*TASK TO COMPLETE:*
Below is some material; set it all down exactly, apart from the pictures.

*STORED RECORDS:*

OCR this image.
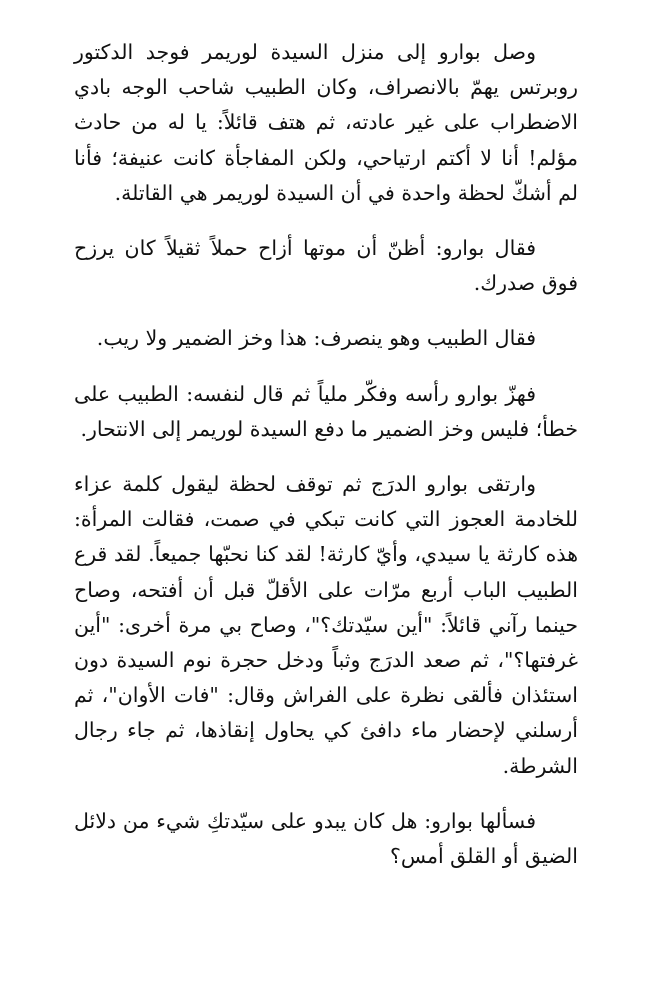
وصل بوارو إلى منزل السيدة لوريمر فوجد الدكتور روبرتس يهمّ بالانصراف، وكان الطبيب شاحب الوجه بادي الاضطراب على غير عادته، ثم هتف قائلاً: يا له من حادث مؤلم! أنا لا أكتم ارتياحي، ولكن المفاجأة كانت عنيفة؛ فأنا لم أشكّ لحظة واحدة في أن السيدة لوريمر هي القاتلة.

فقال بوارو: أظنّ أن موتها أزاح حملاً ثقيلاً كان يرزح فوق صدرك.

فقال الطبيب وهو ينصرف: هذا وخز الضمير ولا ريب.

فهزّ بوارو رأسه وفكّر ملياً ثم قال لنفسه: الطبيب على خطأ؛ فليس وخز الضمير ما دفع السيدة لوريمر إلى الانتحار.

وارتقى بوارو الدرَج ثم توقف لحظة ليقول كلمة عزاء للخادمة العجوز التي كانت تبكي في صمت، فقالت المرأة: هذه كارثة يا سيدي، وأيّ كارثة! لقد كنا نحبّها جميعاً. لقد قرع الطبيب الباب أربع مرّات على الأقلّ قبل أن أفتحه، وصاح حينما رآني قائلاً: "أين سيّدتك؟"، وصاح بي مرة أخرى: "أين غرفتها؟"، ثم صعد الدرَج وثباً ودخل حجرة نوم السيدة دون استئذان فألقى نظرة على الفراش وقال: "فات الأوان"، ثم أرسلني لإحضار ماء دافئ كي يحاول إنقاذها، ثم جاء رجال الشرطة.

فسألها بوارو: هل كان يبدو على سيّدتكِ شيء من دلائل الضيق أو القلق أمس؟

*RESPONSE TO THE TASK:*
OCR this image.
وصل بوارو إلى منزل السيدة لوريمر فوجد الدكتور روبرتس يهمّ بالانصراف، وكان الطبيب شاحب الوجه بادي الاضطراب على غير عادته، ثم هتف قائلاً: يا له من حادث مؤلم! أنا لا أكتم ارتياحي، ولكن المفاجأة كانت عنيفة؛ فأنا لم أشكّ لحظة واحدة في أن السيدة لوريمر هي القاتلة.

فقال بوارو: أظنّ أن موتها أزاح حملاً ثقيلاً كان يرزح فوق صدرك.

فقال الطبيب وهو ينصرف: هذا وخز الضمير ولا ريب.

فهزّ بوارو رأسه وفكّر ملياً ثم قال لنفسه: الطبيب على خطأ؛ فليس وخز الضمير ما دفع السيدة لوريمر إلى الانتحار.

وارتقى بوارو الدرَج ثم توقف لحظة ليقول كلمة عزاء للخادمة العجوز التي كانت تبكي في صمت، فقالت المرأة: هذه كارثة يا سيدي، وأيّ كارثة! لقد كنا نحبّها جميعاً. لقد قرع الطبيب الباب أربع مرّات على الأقلّ قبل أن أفتحه، وصاح حينما رآني قائلاً: "أين سيّدتك؟"، وصاح بي مرة أخرى: "أين غرفتها؟"، ثم صعد الدرَج وثباً ودخل حجرة نوم السيدة دون استئذان فألقى نظرة على الفراش وقال: "فات الأوان"، ثم أرسلني لإحضار ماء دافئ كي يحاول إنقاذها، ثم جاء رجال الشرطة.

فسألها بوارو: هل كان يبدو على سيّدتكِ شيء من دلائل الضيق أو القلق أمس؟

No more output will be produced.